◆ BRANO DI TESTO ◆
Dagli aneddoti del passato alla stagione appena conclusa, con la consapevolezza che ce ne sarà un’altra ancora. “Voria ha detto che mi rivuole un altro anno. Spero di restare fino a quando il Siena non ritorna in Serie B”. E’ carichissimo Ezio Targi, storico massaggiatore (e tuttofare) della Robur. Un cammino iniziato nel 1993, con la ormai celebre chiamata di Nelso Ricci. “Fino al 1998 sono stato con Giulio Pelati, grande allenatore. Con gli Allievi Nazionali abbiamo girato tutta l’Italia vincendo ovunque. Nel 1999 è venuto Antonio Sala e sono andato con lui. La prima trasferta a Cittadella. Si vinceva, venne un temporale mostruoso, la partita fu rimandata e dettero la colpa a me”.
Quando il Siena si allenava a Colle Ezio si fermava le mattine con lo scooter al Bar dell’Orso per latte caldo, colazione e panino con la finocchiona. “Una mattina arrivo al campo e l’allenatore, Serse Cosmi, sente un profumino. ‘Ezio, vieni qua, fammi vedere’. Scoprì la finocchiona e mi disse: domattina portami panino e bordolese”.
Per 42 anni infermiere in sala operatoria, “adesso sono mezzo infermiere, mezzo preparatore di tè, mezzo spazzino, faccio di tutto”. E il segreto è il saper rispettare gli altri ruoli, mostrando totale disponibilità. “Non dico mai una parola, sto quasi sempre zitto, altrimenti non sarei durato 34 anni. Se c’è da spazzare si spazza, se c’è da fare una puntura si fa, senza fare casino e polemiche”.
Tutte le annate sono nel suo cuore, ma “l’affetto e la vicinanza che ho sentito quest’anno dai ragazzi non li ho mai sentiti. Certo, anche io ricambio. Tutte le mattine sciacquo 30-40 borracce, ci metto l’acqua e tre cubetti di ghiaccio. Non so se le fanno da altre parti. Per non parlare del tè. Però se non me lo ricomprano non si fa più!”.

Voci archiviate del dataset

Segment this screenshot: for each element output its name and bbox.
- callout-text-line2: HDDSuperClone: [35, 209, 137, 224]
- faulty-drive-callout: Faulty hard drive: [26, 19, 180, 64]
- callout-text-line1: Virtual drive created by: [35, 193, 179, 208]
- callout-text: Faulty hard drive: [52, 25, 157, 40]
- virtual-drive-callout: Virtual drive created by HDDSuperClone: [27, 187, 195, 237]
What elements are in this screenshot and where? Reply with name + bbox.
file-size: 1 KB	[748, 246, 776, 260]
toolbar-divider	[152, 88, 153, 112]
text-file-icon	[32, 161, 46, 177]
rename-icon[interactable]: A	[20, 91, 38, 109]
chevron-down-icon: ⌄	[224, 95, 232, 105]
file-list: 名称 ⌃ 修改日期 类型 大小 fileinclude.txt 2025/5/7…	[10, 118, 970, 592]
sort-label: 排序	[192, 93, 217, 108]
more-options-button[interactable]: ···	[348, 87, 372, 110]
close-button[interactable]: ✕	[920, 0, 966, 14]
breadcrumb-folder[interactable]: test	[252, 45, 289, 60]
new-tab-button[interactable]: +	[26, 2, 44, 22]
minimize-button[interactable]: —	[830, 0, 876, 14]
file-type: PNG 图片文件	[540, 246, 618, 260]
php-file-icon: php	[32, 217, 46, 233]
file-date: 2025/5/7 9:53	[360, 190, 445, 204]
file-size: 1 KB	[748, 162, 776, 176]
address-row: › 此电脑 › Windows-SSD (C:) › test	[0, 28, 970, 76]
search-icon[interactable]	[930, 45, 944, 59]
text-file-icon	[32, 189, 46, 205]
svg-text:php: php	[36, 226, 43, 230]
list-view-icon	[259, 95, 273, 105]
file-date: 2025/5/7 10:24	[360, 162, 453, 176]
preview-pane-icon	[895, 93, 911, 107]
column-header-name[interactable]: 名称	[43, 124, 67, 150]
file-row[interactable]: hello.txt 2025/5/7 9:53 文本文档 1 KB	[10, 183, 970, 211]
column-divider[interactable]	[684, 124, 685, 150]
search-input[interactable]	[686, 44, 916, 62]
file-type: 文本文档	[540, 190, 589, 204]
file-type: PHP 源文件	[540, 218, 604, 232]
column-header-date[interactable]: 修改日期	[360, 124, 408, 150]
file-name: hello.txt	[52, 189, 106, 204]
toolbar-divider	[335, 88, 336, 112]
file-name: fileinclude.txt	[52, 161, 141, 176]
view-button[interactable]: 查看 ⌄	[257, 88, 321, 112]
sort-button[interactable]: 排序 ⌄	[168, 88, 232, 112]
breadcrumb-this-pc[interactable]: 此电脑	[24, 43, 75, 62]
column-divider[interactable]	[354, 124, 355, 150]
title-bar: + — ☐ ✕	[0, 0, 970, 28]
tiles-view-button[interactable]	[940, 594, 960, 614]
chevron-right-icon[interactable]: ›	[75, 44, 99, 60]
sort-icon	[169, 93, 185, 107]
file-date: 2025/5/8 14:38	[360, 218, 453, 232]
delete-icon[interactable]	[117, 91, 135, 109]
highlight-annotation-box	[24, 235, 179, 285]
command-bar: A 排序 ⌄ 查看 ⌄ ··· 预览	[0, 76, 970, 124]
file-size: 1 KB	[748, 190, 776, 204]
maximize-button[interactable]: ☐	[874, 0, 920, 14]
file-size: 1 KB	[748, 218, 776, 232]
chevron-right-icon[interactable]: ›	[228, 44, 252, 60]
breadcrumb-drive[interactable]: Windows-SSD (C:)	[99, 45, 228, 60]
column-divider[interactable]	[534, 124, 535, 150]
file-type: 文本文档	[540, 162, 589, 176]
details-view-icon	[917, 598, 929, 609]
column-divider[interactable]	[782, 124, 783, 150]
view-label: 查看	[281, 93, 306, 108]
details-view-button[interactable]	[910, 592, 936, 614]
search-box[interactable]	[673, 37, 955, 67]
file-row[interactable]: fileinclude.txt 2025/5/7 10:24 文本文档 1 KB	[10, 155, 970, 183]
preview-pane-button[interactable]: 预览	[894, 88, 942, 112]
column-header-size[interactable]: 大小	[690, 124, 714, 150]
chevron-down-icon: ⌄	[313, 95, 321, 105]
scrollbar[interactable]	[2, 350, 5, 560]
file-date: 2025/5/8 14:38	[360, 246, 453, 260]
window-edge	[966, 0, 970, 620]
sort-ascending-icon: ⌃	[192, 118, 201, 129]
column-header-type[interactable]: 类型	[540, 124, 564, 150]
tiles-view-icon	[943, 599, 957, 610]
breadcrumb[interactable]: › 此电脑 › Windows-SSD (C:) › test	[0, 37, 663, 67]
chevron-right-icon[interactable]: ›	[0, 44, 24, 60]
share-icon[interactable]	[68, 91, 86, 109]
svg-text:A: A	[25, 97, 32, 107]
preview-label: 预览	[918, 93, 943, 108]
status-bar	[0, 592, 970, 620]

◆ OBIETTIVO DEL COMPITO ◆
Puoi portare avanti il testo su Ezio Targi, lo storico massaggiatore della Robur, ripartendo subito dopo la sua ultima frase?

◆ RISPOSTA ◆
Immancabili gli scherzi ricevuti. “Lorenzo Bovo, il massaggiatore, mi massacra. Ciofi l’ho capito appena l’ho visto, ma vedrai, è livornese. Mi vogliono tutti bene. Mi hanno regalato un cellulare Brondi. Mi hanno detto: ci sono numeri grossi come te, se non vedi neanche questi… Sono contento per Mastalli, lo vedevo fuori e pensavo: ma guarda il calcio quanto è strano. Bellazzini? Stressava anche me. Io so che per vincere bisogna tirare in porta. E invece era tutto un ti-ti-ti-ti”.
L’arrivo di Voria, prosegue Targi, è stato “come quando bagni un fiore secco e si riprende. Siamo passati dall’inverno alla primavera. I giocatori sono rifioriti, ridevano e scherzavano, rimanevano in campo anche 40-50 minuti in più. C’era qualcosa che non andava, non ci voleva uno scienziato per capirlo. Ho anche ripulito un callo dei piedi del mister e si è sentito riavere”.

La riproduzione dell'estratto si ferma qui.